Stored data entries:
◇ ◇ ◇ ◇ ◇ ◇ ◇
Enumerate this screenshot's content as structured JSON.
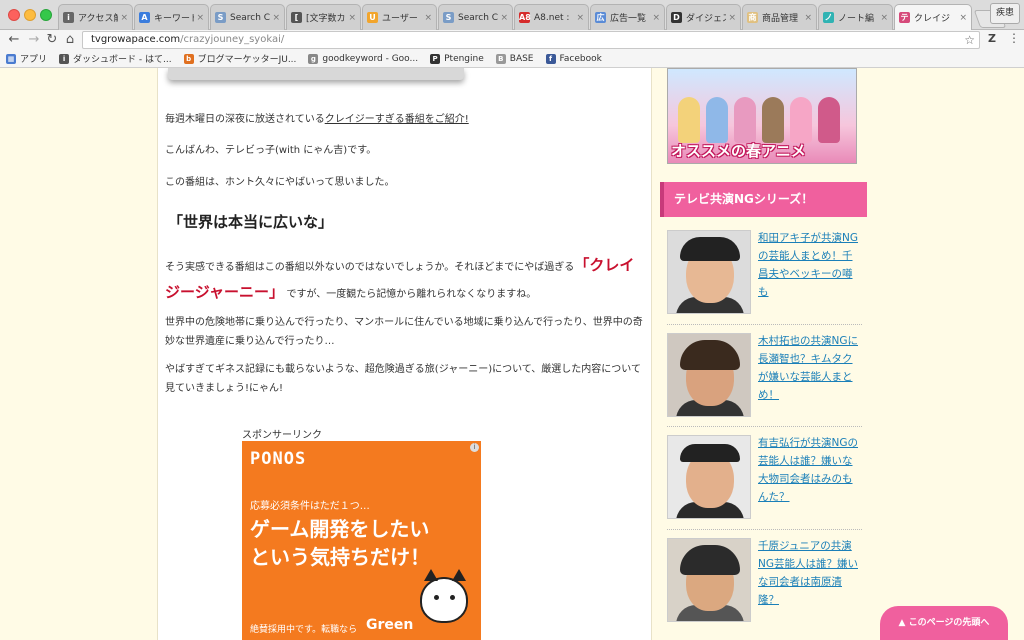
{
  "browser": {
    "tabs": [
      {
        "label": "アクセス解",
        "icon": "i",
        "color": "#666"
      },
      {
        "label": "キーワード",
        "icon": "A",
        "color": "#3b7ddd"
      },
      {
        "label": "Search C",
        "icon": "S",
        "color": "#7a9cc6"
      },
      {
        "label": "[文字数カ",
        "icon": "[",
        "color": "#555"
      },
      {
        "label": "ユーザー",
        "icon": "U",
        "color": "#f2a52c"
      },
      {
        "label": "Search C",
        "icon": "S",
        "color": "#7a9cc6"
      },
      {
        "label": "A8.net : ",
        "icon": "A8",
        "color": "#d62b2b"
      },
      {
        "label": "広告一覧",
        "icon": "広",
        "color": "#5a8bd6"
      },
      {
        "label": "ダイジェス",
        "icon": "D",
        "color": "#333"
      },
      {
        "label": "商品管理",
        "icon": "商",
        "color": "#e0c080"
      },
      {
        "label": "ノート編",
        "icon": "ノ",
        "color": "#30b3b3"
      },
      {
        "label": "クレイジ",
        "icon": "テ",
        "color": "#d64a7a"
      }
    ],
    "tab_close": "×",
    "profile": "疾患",
    "back": "←",
    "forward": "→",
    "reload": "↻",
    "home": "⌂",
    "url_host": "tvgrowapace.com",
    "url_path": "/crazyjouney_syokai/",
    "star": "☆",
    "ext": "Z",
    "menu": "⋮",
    "bookmarks": [
      {
        "label": "アプリ",
        "icon": "▦",
        "color": "#4a7bd0"
      },
      {
        "label": "ダッシュボード - はて...",
        "icon": "i",
        "color": "#555"
      },
      {
        "label": "ブログマーケッターJU...",
        "icon": "b",
        "color": "#e07020"
      },
      {
        "label": "goodkeyword - Goo...",
        "icon": "g",
        "color": "#888"
      },
      {
        "label": "Ptengine",
        "icon": "P",
        "color": "#333"
      },
      {
        "label": "BASE",
        "icon": "B",
        "color": "#999"
      },
      {
        "label": "Facebook",
        "icon": "f",
        "color": "#3b5998"
      }
    ]
  },
  "article": {
    "p1_text": "毎週木曜日の深夜に放送されている",
    "p1_link": "クレイジーすぎる番組をご紹介!",
    "p2": "こんばんわ、テレビっ子(with にゃん吉)です。",
    "p3": "この番組は、ホント久々にやばいって思いました。",
    "heading": "「世界は本当に広いな」",
    "p4_a": "そう実感できる番組はこの番組以外ないのではないでしょうか。それほどまでにやば過ぎる",
    "p4_em": "「クレイジージャーニー」",
    "p4_b": "ですが、一度観たら記憶から離れられなくなりますね。",
    "p5": "世界中の危険地帯に乗り込んで行ったり、マンホールに住んでいる地域に乗り込んで行ったり、世界中の奇妙な世界遺産に乗り込んで行ったり…",
    "p6": "やばすぎてギネス記録にも載らないような、超危険過ぎる旅(ジャーニー)について、厳選した内容について見ていきましょう!にゃん!",
    "sponsor": "スポンサーリンク"
  },
  "ad": {
    "brand": "PONOS",
    "sub": "応募必須条件はただ１つ…",
    "big1": "ゲーム開発をしたい",
    "big2": "という気持ちだけ！",
    "foot": "絶賛採用中です。転職なら",
    "green": "Green",
    "info": "i"
  },
  "sidebar": {
    "banner_caption": "オススメの春アニメ",
    "section_title": "テレビ共演NGシリーズ！",
    "items": [
      {
        "title": "和田アキ子が共演NGの芸能人まとめ！千昌夫やベッキーの噂も"
      },
      {
        "title": "木村拓也の共演NGに長瀬智也？キムタクが嫌いな芸能人まとめ！"
      },
      {
        "title": "有吉弘行が共演NGの芸能人は誰？嫌いな大物司会者はみのもんた？"
      },
      {
        "title": "千原ジュニアの共演NG芸能人は誰？嫌いな司会者は南原清隆？"
      }
    ],
    "to_top": "▲ このページの先頭へ"
  }
}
◇ ◇ ◇ ◇ ◇ ◇ ◇
Problem: Make an exact copy of the records shown above, without the pictures.

Solution to the exercise:
Enumerate this screenshot's content as structured JSON.
{
  "browser": {
    "tabs": [
      {
        "label": "アクセス解",
        "icon": "i",
        "color": "#666"
      },
      {
        "label": "キーワード",
        "icon": "A",
        "color": "#3b7ddd"
      },
      {
        "label": "Search C",
        "icon": "S",
        "color": "#7a9cc6"
      },
      {
        "label": "[文字数カ",
        "icon": "[",
        "color": "#555"
      },
      {
        "label": "ユーザー",
        "icon": "U",
        "color": "#f2a52c"
      },
      {
        "label": "Search C",
        "icon": "S",
        "color": "#7a9cc6"
      },
      {
        "label": "A8.net : ",
        "icon": "A8",
        "color": "#d62b2b"
      },
      {
        "label": "広告一覧",
        "icon": "広",
        "color": "#5a8bd6"
      },
      {
        "label": "ダイジェス",
        "icon": "D",
        "color": "#333"
      },
      {
        "label": "商品管理",
        "icon": "商",
        "color": "#e0c080"
      },
      {
        "label": "ノート編",
        "icon": "ノ",
        "color": "#30b3b3"
      },
      {
        "label": "クレイジ",
        "icon": "テ",
        "color": "#d64a7a"
      }
    ],
    "tab_close": "×",
    "profile": "疾患",
    "back": "←",
    "forward": "→",
    "reload": "↻",
    "home": "⌂",
    "url_host": "tvgrowapace.com",
    "url_path": "/crazyjouney_syokai/",
    "star": "☆",
    "ext": "Z",
    "menu": "⋮",
    "bookmarks": [
      {
        "label": "アプリ",
        "icon": "▦",
        "color": "#4a7bd0"
      },
      {
        "label": "ダッシュボード - はて...",
        "icon": "i",
        "color": "#555"
      },
      {
        "label": "ブログマーケッターJU...",
        "icon": "b",
        "color": "#e07020"
      },
      {
        "label": "goodkeyword - Goo...",
        "icon": "g",
        "color": "#888"
      },
      {
        "label": "Ptengine",
        "icon": "P",
        "color": "#333"
      },
      {
        "label": "BASE",
        "icon": "B",
        "color": "#999"
      },
      {
        "label": "Facebook",
        "icon": "f",
        "color": "#3b5998"
      }
    ]
  },
  "article": {
    "p1_text": "毎週木曜日の深夜に放送されている",
    "p1_link": "クレイジーすぎる番組をご紹介!",
    "p2": "こんばんわ、テレビっ子(with にゃん吉)です。",
    "p3": "この番組は、ホント久々にやばいって思いました。",
    "heading": "「世界は本当に広いな」",
    "p4_a": "そう実感できる番組はこの番組以外ないのではないでしょうか。それほどまでにやば過ぎる",
    "p4_em": "「クレイジージャーニー」",
    "p4_b": "ですが、一度観たら記憶から離れられなくなりますね。",
    "p5": "世界中の危険地帯に乗り込んで行ったり、マンホールに住んでいる地域に乗り込んで行ったり、世界中の奇妙な世界遺産に乗り込んで行ったり…",
    "p6": "やばすぎてギネス記録にも載らないような、超危険過ぎる旅(ジャーニー)について、厳選した内容について見ていきましょう!にゃん!",
    "sponsor": "スポンサーリンク"
  },
  "ad": {
    "brand": "PONOS",
    "sub": "応募必須条件はただ１つ…",
    "big1": "ゲーム開発をしたい",
    "big2": "という気持ちだけ！",
    "foot": "絶賛採用中です。転職なら",
    "green": "Green",
    "info": "i"
  },
  "sidebar": {
    "banner_caption": "オススメの春アニメ",
    "section_title": "テレビ共演NGシリーズ！",
    "items": [
      {
        "title": "和田アキ子が共演NGの芸能人まとめ！千昌夫やベッキーの噂も"
      },
      {
        "title": "木村拓也の共演NGに長瀬智也？キムタクが嫌いな芸能人まとめ！"
      },
      {
        "title": "有吉弘行が共演NGの芸能人は誰？嫌いな大物司会者はみのもんた？"
      },
      {
        "title": "千原ジュニアの共演NG芸能人は誰？嫌いな司会者は南原清隆？"
      }
    ],
    "to_top": "▲ このページの先頭へ"
  }
}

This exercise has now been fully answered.